[Saved data entries]
● ● ● ●
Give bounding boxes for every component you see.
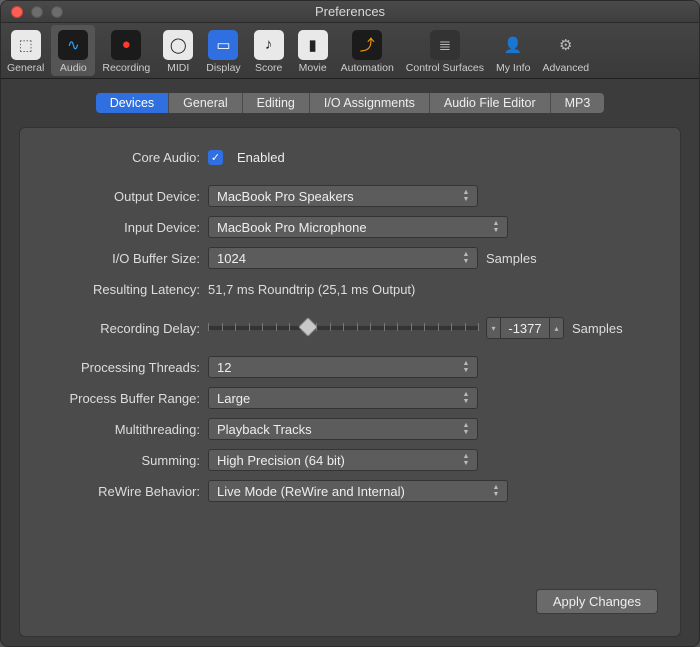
summing-select[interactable]: High Precision (64 bit) ▲▼ (208, 449, 478, 471)
toolbar-item-label: General (7, 62, 44, 74)
tab-general[interactable]: General (169, 93, 242, 113)
preferences-window: Preferences ⬚ General ∿ Audio ● Recording ◯ MID… (0, 0, 700, 647)
control-surfaces-icon: ≣ (430, 30, 460, 60)
process-buffer-range-select[interactable]: Large ▲▼ (208, 387, 478, 409)
io-buffer-value: 1024 (217, 251, 246, 266)
toolbar-item-label: Automation (341, 62, 394, 74)
chevron-updown-icon: ▲▼ (459, 188, 473, 204)
output-device-label: Output Device: (40, 189, 208, 204)
core-audio-checkbox[interactable]: ✓ (208, 150, 223, 165)
process-buffer-range-label: Process Buffer Range: (40, 391, 208, 406)
chevron-updown-icon: ▲▼ (459, 452, 473, 468)
multithreading-value: Playback Tracks (217, 422, 312, 437)
core-audio-enabled-label: Enabled (237, 150, 285, 165)
toolbar-item-recording[interactable]: ● Recording (96, 23, 156, 78)
toolbar-item-label: Control Surfaces (406, 62, 484, 74)
toolbar-item-label: Recording (102, 62, 150, 74)
display-icon: ▭ (208, 30, 238, 60)
window-title: Preferences (1, 4, 699, 19)
chevron-updown-icon: ▲▼ (459, 250, 473, 266)
toolbar-item-my-info[interactable]: 👤 My Info (490, 23, 536, 78)
io-buffer-select[interactable]: 1024 ▲▼ (208, 247, 478, 269)
automation-icon: ⤴ (352, 30, 382, 60)
slider-thumb-icon[interactable] (298, 317, 318, 337)
chevron-updown-icon: ▲▼ (489, 483, 503, 499)
toolbar-item-display[interactable]: ▭ Display (200, 23, 246, 78)
processing-threads-select[interactable]: 12 ▲▼ (208, 356, 478, 378)
toolbar-item-midi[interactable]: ◯ MIDI (156, 23, 200, 78)
toolbar-item-audio[interactable]: ∿ Audio (51, 25, 95, 76)
chevron-updown-icon: ▲▼ (459, 359, 473, 375)
toolbar-item-score[interactable]: ♪ Score (247, 23, 291, 78)
io-buffer-label: I/O Buffer Size: (40, 251, 208, 266)
io-buffer-suffix: Samples (486, 251, 537, 266)
input-device-select[interactable]: MacBook Pro Microphone ▲▼ (208, 216, 508, 238)
recording-delay-suffix: Samples (572, 321, 623, 336)
tab-bar: DevicesGeneralEditingI/O AssignmentsAudi… (19, 93, 681, 113)
my-info-icon: 👤 (498, 30, 528, 60)
toolbar-item-advanced[interactable]: ⚙ Advanced (536, 23, 595, 78)
chevron-updown-icon: ▲▼ (459, 390, 473, 406)
recording-delay-stepper[interactable]: ▾ -1377 ▴ (486, 317, 564, 339)
chevron-updown-icon: ▲▼ (489, 219, 503, 235)
rewire-value: Live Mode (ReWire and Internal) (217, 484, 405, 499)
tab-audio-file-editor[interactable]: Audio File Editor (430, 93, 551, 113)
recording-delay-label: Recording Delay: (40, 321, 208, 336)
toolbar-item-label: Movie (299, 62, 327, 74)
resulting-latency-value: 51,7 ms Roundtrip (25,1 ms Output) (208, 282, 415, 297)
movie-icon: ▮ (298, 30, 328, 60)
recording-delay-slider[interactable] (208, 317, 478, 339)
tab-i-o-assignments[interactable]: I/O Assignments (310, 93, 430, 113)
score-icon: ♪ (254, 30, 284, 60)
titlebar: Preferences (1, 1, 699, 23)
toolbar-item-label: My Info (496, 62, 530, 74)
tab-devices[interactable]: Devices (96, 93, 169, 113)
toolbar-item-label: Display (206, 62, 240, 74)
process-buffer-range-value: Large (217, 391, 250, 406)
tab-mp3[interactable]: MP3 (551, 93, 605, 113)
rewire-select[interactable]: Live Mode (ReWire and Internal) ▲▼ (208, 480, 508, 502)
output-device-value: MacBook Pro Speakers (217, 189, 354, 204)
toolbar-item-label: Score (255, 62, 282, 74)
multithreading-label: Multithreading: (40, 422, 208, 437)
output-device-select[interactable]: MacBook Pro Speakers ▲▼ (208, 185, 478, 207)
input-device-value: MacBook Pro Microphone (217, 220, 367, 235)
advanced-icon: ⚙ (551, 30, 581, 60)
tab-editing[interactable]: Editing (243, 93, 310, 113)
rewire-label: ReWire Behavior: (40, 484, 208, 499)
general-icon: ⬚ (11, 30, 41, 60)
chevron-updown-icon: ▲▼ (459, 421, 473, 437)
recording-delay-value: -1377 (501, 321, 549, 336)
core-audio-label: Core Audio: (40, 150, 208, 165)
toolbar-item-automation[interactable]: ⤴ Automation (335, 23, 400, 78)
toolbar-item-label: Audio (60, 62, 87, 74)
midi-icon: ◯ (163, 30, 193, 60)
toolbar-item-label: Advanced (542, 62, 589, 74)
summing-value: High Precision (64 bit) (217, 453, 345, 468)
resulting-latency-label: Resulting Latency: (40, 282, 208, 297)
multithreading-select[interactable]: Playback Tracks ▲▼ (208, 418, 478, 440)
toolbar: ⬚ General ∿ Audio ● Recording ◯ MIDI ▭ Display ♪ Sc… (1, 23, 699, 79)
toolbar-item-control-surfaces[interactable]: ≣ Control Surfaces (400, 23, 490, 78)
devices-panel: Core Audio: ✓ Enabled Output Device: Mac… (19, 127, 681, 637)
audio-icon: ∿ (58, 30, 88, 60)
toolbar-item-movie[interactable]: ▮ Movie (291, 23, 335, 78)
apply-changes-button[interactable]: Apply Changes (536, 589, 658, 614)
stepper-down-icon[interactable]: ▾ (487, 318, 501, 338)
toolbar-item-general[interactable]: ⬚ General (1, 23, 50, 78)
processing-threads-label: Processing Threads: (40, 360, 208, 375)
toolbar-item-label: MIDI (167, 62, 189, 74)
processing-threads-value: 12 (217, 360, 231, 375)
stepper-up-icon[interactable]: ▴ (549, 318, 563, 338)
summing-label: Summing: (40, 453, 208, 468)
input-device-label: Input Device: (40, 220, 208, 235)
recording-icon: ● (111, 30, 141, 60)
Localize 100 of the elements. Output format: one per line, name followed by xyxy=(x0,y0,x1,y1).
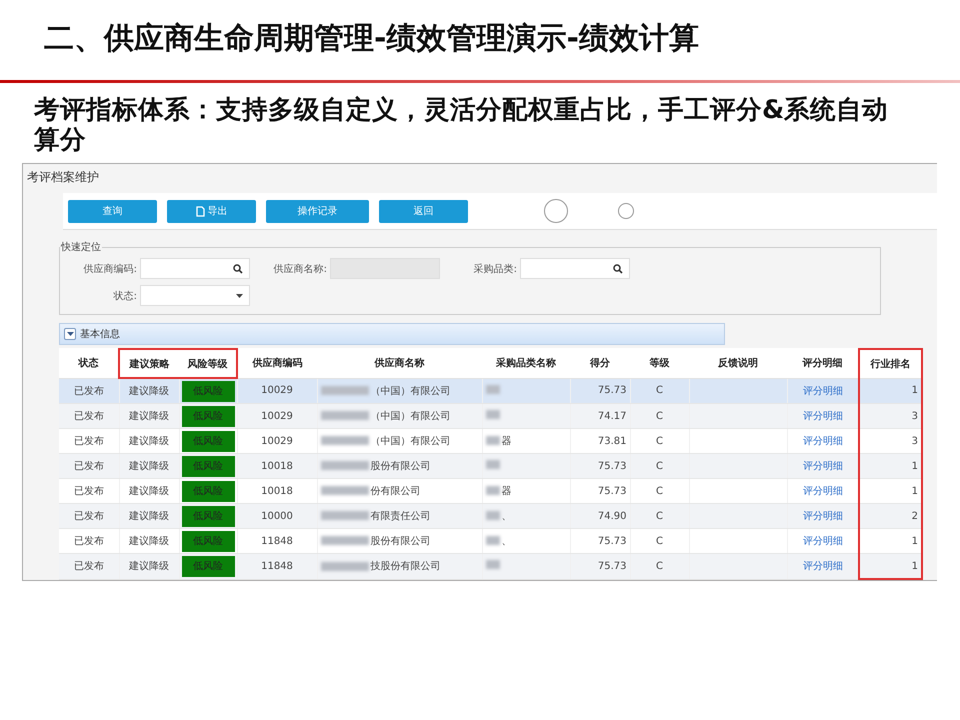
circle-icon xyxy=(544,199,568,223)
table-cell: 建议降级 xyxy=(129,461,169,472)
table-cell: 75.73 xyxy=(598,486,626,496)
section-header[interactable]: 基本信息 xyxy=(59,323,725,345)
redaction-block xyxy=(320,436,368,446)
table-row[interactable]: 已发布 建议降级 低风险 10000 有限责任公司 、 74.90 C 评分明细 2 xyxy=(59,504,922,528)
risk-badge: 低风险 xyxy=(182,480,234,502)
table-cell: 74.90 xyxy=(598,510,626,522)
table-cell: 1 xyxy=(912,486,918,496)
column-header: 得分 xyxy=(570,349,630,378)
table-cell: 已发布 xyxy=(74,486,104,497)
table-cell-text: 股份有限公司 xyxy=(370,460,430,473)
document-icon xyxy=(196,206,204,216)
redaction-block xyxy=(320,461,368,470)
table-cell: 75.73 xyxy=(598,536,626,546)
table-cell: 1 xyxy=(912,560,918,572)
table-cell: 建议降级 xyxy=(129,411,169,422)
table-cell: C xyxy=(656,385,663,396)
table-cell: 已发布 xyxy=(74,386,104,397)
toolbar-button[interactable]: 操作记录 xyxy=(266,200,369,222)
table-cell: 10029 xyxy=(261,410,293,422)
table-cell-text: 有限责任公司 xyxy=(370,510,430,523)
table-cell: 建议降级 xyxy=(129,386,169,397)
table-cell: 10029 xyxy=(261,436,293,446)
risk-badge: 低风险 xyxy=(182,406,234,426)
table-cell: 10018 xyxy=(261,486,293,496)
slide-subtitle: 考评指标体系：支持多级自定义，灵活分配权重占比，手工评分&系统自动算分 xyxy=(34,95,890,155)
field-label: 采购品类: xyxy=(474,262,517,276)
table-cell: 73.81 xyxy=(598,436,626,446)
table-cell: 建议降级 xyxy=(129,536,169,547)
table-cell-text: （中国）有限公司 xyxy=(370,384,450,398)
table-cell: 已发布 xyxy=(74,561,104,572)
redaction-block xyxy=(320,486,368,496)
risk-badge: 低风险 xyxy=(182,530,234,552)
risk-badge: 低风险 xyxy=(182,456,234,476)
panel-legend: 快速定位 xyxy=(60,240,102,254)
table-cell: 已发布 xyxy=(74,436,104,447)
table-cell: 11848 xyxy=(261,536,293,546)
table-cell: 1 xyxy=(912,460,918,472)
table-cell-text: 份有限公司 xyxy=(370,484,420,498)
input-field[interactable] xyxy=(520,258,630,279)
table-cell: 建议降级 xyxy=(129,561,169,572)
redaction-block xyxy=(486,560,500,570)
risk-badge: 低风险 xyxy=(182,556,234,577)
table-row[interactable]: 已发布 建议降级 低风险 11848 技股份有限公司 75.73 C 评分明细 1 xyxy=(59,554,922,579)
detail-link[interactable]: 评分明细 xyxy=(802,486,843,497)
table-cell: 已发布 xyxy=(74,511,104,522)
table-cell: 74.17 xyxy=(598,410,626,422)
redaction-block xyxy=(486,410,500,419)
select-field[interactable] xyxy=(140,285,250,306)
detail-link[interactable]: 评分明细 xyxy=(802,536,843,547)
toolbar-button[interactable]: 查询 xyxy=(68,200,157,222)
table-cell: C xyxy=(656,510,663,522)
column-header: 等级 xyxy=(630,349,689,378)
redaction-block xyxy=(486,384,500,394)
detail-link[interactable]: 评分明细 xyxy=(802,436,843,447)
table-cell: 75.73 xyxy=(598,560,626,572)
redaction-block xyxy=(320,562,368,570)
column-header: 采购品类名称 xyxy=(482,349,570,378)
table-cell: C xyxy=(656,536,663,546)
field-label: 供应商编码: xyxy=(84,262,137,276)
table-cell: 11848 xyxy=(261,560,293,572)
table-cell: 3 xyxy=(912,410,918,422)
window-title: 考评档案维护 xyxy=(26,169,100,186)
table-cell-text: 、 xyxy=(502,510,512,523)
risk-badge: 低风险 xyxy=(182,430,234,452)
redaction-block xyxy=(320,411,368,420)
dropdown-caret-icon xyxy=(236,294,243,298)
redaction-block xyxy=(486,460,500,469)
toolbar-button[interactable]: 导出 xyxy=(167,200,256,222)
table-row[interactable]: 已发布 建议降级 低风险 10029 （中国）有限公司 75.73 C 评分明细 1 xyxy=(59,378,922,404)
table-cell: 1 xyxy=(912,536,918,546)
collapse-icon[interactable] xyxy=(64,328,76,340)
redaction-block xyxy=(320,511,368,520)
table-cell-text: 、 xyxy=(502,534,512,548)
table-cell: 3 xyxy=(912,436,918,446)
table-cell: 建议降级 xyxy=(129,436,169,447)
table-cell: 已发布 xyxy=(74,461,104,472)
column-header: 供应商编码 xyxy=(237,349,317,378)
table-row[interactable]: 已发布 建议降级 低风险 10018 股份有限公司 75.73 C 评分明细 1 xyxy=(59,454,922,478)
circle-icon xyxy=(618,203,634,219)
table-cell: C xyxy=(656,560,663,572)
redaction-block xyxy=(486,436,500,446)
table-cell: 2 xyxy=(912,510,918,522)
table-cell: 建议降级 xyxy=(129,511,169,522)
risk-badge: 低风险 xyxy=(182,506,234,526)
slide-title: 二、供应商生命周期管理-绩效管理演示-绩效计算 xyxy=(43,20,700,58)
table-row[interactable]: 已发布 建议降级 低风险 10029 （中国）有限公司 74.17 C 评分明细 3 xyxy=(59,404,922,428)
table-cell: 10000 xyxy=(261,510,293,522)
table-cell-text: 器 xyxy=(502,484,512,498)
table-cell: C xyxy=(656,486,663,496)
search-icon xyxy=(613,264,623,274)
input-field[interactable] xyxy=(140,258,250,279)
column-header: 反馈说明 xyxy=(689,349,787,378)
redaction-block xyxy=(486,486,500,496)
toolbar-button[interactable]: 返回 xyxy=(379,200,468,222)
table-cell-text: 器 xyxy=(502,434,512,448)
table-cell: 10029 xyxy=(261,385,293,396)
table-cell: 75.73 xyxy=(598,385,626,396)
table-cell-text: 技股份有限公司 xyxy=(370,560,440,573)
● ● ● ●
#### The exercise
Quote verbatim every line of the records from the line containing "circle-icon xyxy=(544,199,568,223)" through the line containing "table-cell: 已发布 xyxy=(74,511,104,522)", including both of those lines.

#### Complete response
circle-icon xyxy=(544,199,568,223)
table-cell: 建议降级 xyxy=(129,461,169,472)
table-cell: 75.73 xyxy=(598,486,626,496)
section-header[interactable]: 基本信息 xyxy=(59,323,725,345)
redaction-block xyxy=(320,436,368,446)
table-row[interactable]: 已发布 建议降级 低风险 10000 有限责任公司 、 74.90 C 评分明细 2 xyxy=(59,504,922,528)
risk-badge: 低风险 xyxy=(182,480,234,502)
table-cell: 74.90 xyxy=(598,510,626,522)
table-cell: 1 xyxy=(912,486,918,496)
column-header: 得分 xyxy=(570,349,630,378)
table-cell: 已发布 xyxy=(74,486,104,497)
table-cell-text: 股份有限公司 xyxy=(370,460,430,473)
document-icon xyxy=(196,206,204,216)
redaction-block xyxy=(320,461,368,470)
table-cell: 75.73 xyxy=(598,536,626,546)
table-cell: 1 xyxy=(912,560,918,572)
table-cell: 建议降级 xyxy=(129,411,169,422)
table-cell: C xyxy=(656,385,663,396)
table-cell: 已发布 xyxy=(74,386,104,397)
toolbar-button[interactable]: 操作记录 xyxy=(266,200,369,222)
table-cell: 10029 xyxy=(261,410,293,422)
table-cell-text: 有限责任公司 xyxy=(370,510,430,523)
table-cell: 建议降级 xyxy=(129,386,169,397)
table-cell: 10029 xyxy=(261,436,293,446)
risk-badge: 低风险 xyxy=(182,406,234,426)
table-cell: 10018 xyxy=(261,486,293,496)
slide-subtitle: 考评指标体系：支持多级自定义，灵活分配权重占比，手工评分&系统自动算分 xyxy=(34,95,890,155)
field-label: 采购品类: xyxy=(474,262,517,276)
table-cell: 73.81 xyxy=(598,436,626,446)
table-cell: 建议降级 xyxy=(129,536,169,547)
table-cell-text: （中国）有限公司 xyxy=(370,384,450,398)
table-cell: 已发布 xyxy=(74,561,104,572)
redaction-block xyxy=(320,486,368,496)
risk-badge: 低风险 xyxy=(182,530,234,552)
risk-badge: 低风险 xyxy=(182,456,234,476)
panel-legend: 快速定位 xyxy=(60,240,102,254)
table-cell: 已发布 xyxy=(74,436,104,447)
table-cell: 11848 xyxy=(261,536,293,546)
table-cell: 1 xyxy=(912,460,918,472)
table-cell-text: 份有限公司 xyxy=(370,484,420,498)
input-field[interactable] xyxy=(520,258,630,279)
table-cell: 建议降级 xyxy=(129,561,169,572)
redaction-block xyxy=(486,560,500,570)
risk-badge: 低风险 xyxy=(182,556,234,577)
table-row[interactable]: 已发布 建议降级 低风险 11848 技股份有限公司 75.73 C 评分明细 1 xyxy=(59,554,922,579)
detail-link[interactable]: 评分明细 xyxy=(802,486,843,497)
table-cell: 已发布 xyxy=(74,511,104,522)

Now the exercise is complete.